* [Given data]:
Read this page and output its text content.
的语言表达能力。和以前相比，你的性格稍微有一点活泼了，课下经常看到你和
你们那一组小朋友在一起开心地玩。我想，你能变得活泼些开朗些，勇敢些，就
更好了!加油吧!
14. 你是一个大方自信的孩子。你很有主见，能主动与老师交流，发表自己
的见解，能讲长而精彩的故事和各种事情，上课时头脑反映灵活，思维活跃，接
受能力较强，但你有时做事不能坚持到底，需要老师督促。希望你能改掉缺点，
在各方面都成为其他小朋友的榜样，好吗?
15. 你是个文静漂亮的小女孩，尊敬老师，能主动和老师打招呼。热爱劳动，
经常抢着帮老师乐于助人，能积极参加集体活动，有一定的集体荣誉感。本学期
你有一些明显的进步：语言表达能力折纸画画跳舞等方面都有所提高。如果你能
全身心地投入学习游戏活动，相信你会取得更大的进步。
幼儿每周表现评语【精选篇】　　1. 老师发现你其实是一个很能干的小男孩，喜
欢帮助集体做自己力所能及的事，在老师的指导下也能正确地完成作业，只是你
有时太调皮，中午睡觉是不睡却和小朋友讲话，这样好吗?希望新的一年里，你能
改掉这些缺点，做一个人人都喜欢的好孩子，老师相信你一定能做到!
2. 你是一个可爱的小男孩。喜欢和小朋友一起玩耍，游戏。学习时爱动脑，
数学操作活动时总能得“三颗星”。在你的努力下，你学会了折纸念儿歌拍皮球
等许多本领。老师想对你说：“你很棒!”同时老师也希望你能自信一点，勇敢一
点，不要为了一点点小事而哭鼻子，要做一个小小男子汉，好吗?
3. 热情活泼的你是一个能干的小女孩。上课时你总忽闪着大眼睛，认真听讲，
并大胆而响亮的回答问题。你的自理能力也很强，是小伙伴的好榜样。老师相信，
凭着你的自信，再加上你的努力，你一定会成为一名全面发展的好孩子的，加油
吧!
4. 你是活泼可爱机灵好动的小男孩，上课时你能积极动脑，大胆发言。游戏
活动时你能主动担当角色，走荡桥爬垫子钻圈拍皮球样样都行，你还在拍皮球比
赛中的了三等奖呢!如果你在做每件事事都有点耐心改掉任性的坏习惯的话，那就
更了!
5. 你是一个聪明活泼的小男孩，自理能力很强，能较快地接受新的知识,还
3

* [Problem requirements]: Restate the data above exactly, keeping each word as it stands.

* [Correct result]:
Read this page and output its text content.
的语言表达能力。和以前相比，你的性格稍微有一点活泼了，课下经常看到你和
你们那一组小朋友在一起开心地玩。我想，你能变得活泼些开朗些，勇敢些，就
更好了!加油吧!
14. 你是一个大方自信的孩子。你很有主见，能主动与老师交流，发表自己
的见解，能讲长而精彩的故事和各种事情，上课时头脑反映灵活，思维活跃，接
受能力较强，但你有时做事不能坚持到底，需要老师督促。希望你能改掉缺点，
在各方面都成为其他小朋友的榜样，好吗?
15. 你是个文静漂亮的小女孩，尊敬老师，能主动和老师打招呼。热爱劳动，
经常抢着帮老师乐于助人，能积极参加集体活动，有一定的集体荣誉感。本学期
你有一些明显的进步：语言表达能力折纸画画跳舞等方面都有所提高。如果你能
全身心地投入学习游戏活动，相信你会取得更大的进步。
幼儿每周表现评语【精选篇】　　1. 老师发现你其实是一个很能干的小男孩，喜
欢帮助集体做自己力所能及的事，在老师的指导下也能正确地完成作业，只是你
有时太调皮，中午睡觉是不睡却和小朋友讲话，这样好吗?希望新的一年里，你能
改掉这些缺点，做一个人人都喜欢的好孩子，老师相信你一定能做到!
2. 你是一个可爱的小男孩。喜欢和小朋友一起玩耍，游戏。学习时爱动脑，
数学操作活动时总能得“三颗星”。在你的努力下，你学会了折纸念儿歌拍皮球
等许多本领。老师想对你说：“你很棒!”同时老师也希望你能自信一点，勇敢一
点，不要为了一点点小事而哭鼻子，要做一个小小男子汉，好吗?
3. 热情活泼的你是一个能干的小女孩。上课时你总忽闪着大眼睛，认真听讲，
并大胆而响亮的回答问题。你的自理能力也很强，是小伙伴的好榜样。老师相信，
凭着你的自信，再加上你的努力，你一定会成为一名全面发展的好孩子的，加油
吧!
4. 你是活泼可爱机灵好动的小男孩，上课时你能积极动脑，大胆发言。游戏
活动时你能主动担当角色，走荡桥爬垫子钻圈拍皮球样样都行，你还在拍皮球比
赛中的了三等奖呢!如果你在做每件事事都有点耐心改掉任性的坏习惯的话，那就
更了!
5. 你是一个聪明活泼的小男孩，自理能力很强，能较快地接受新的知识,还
3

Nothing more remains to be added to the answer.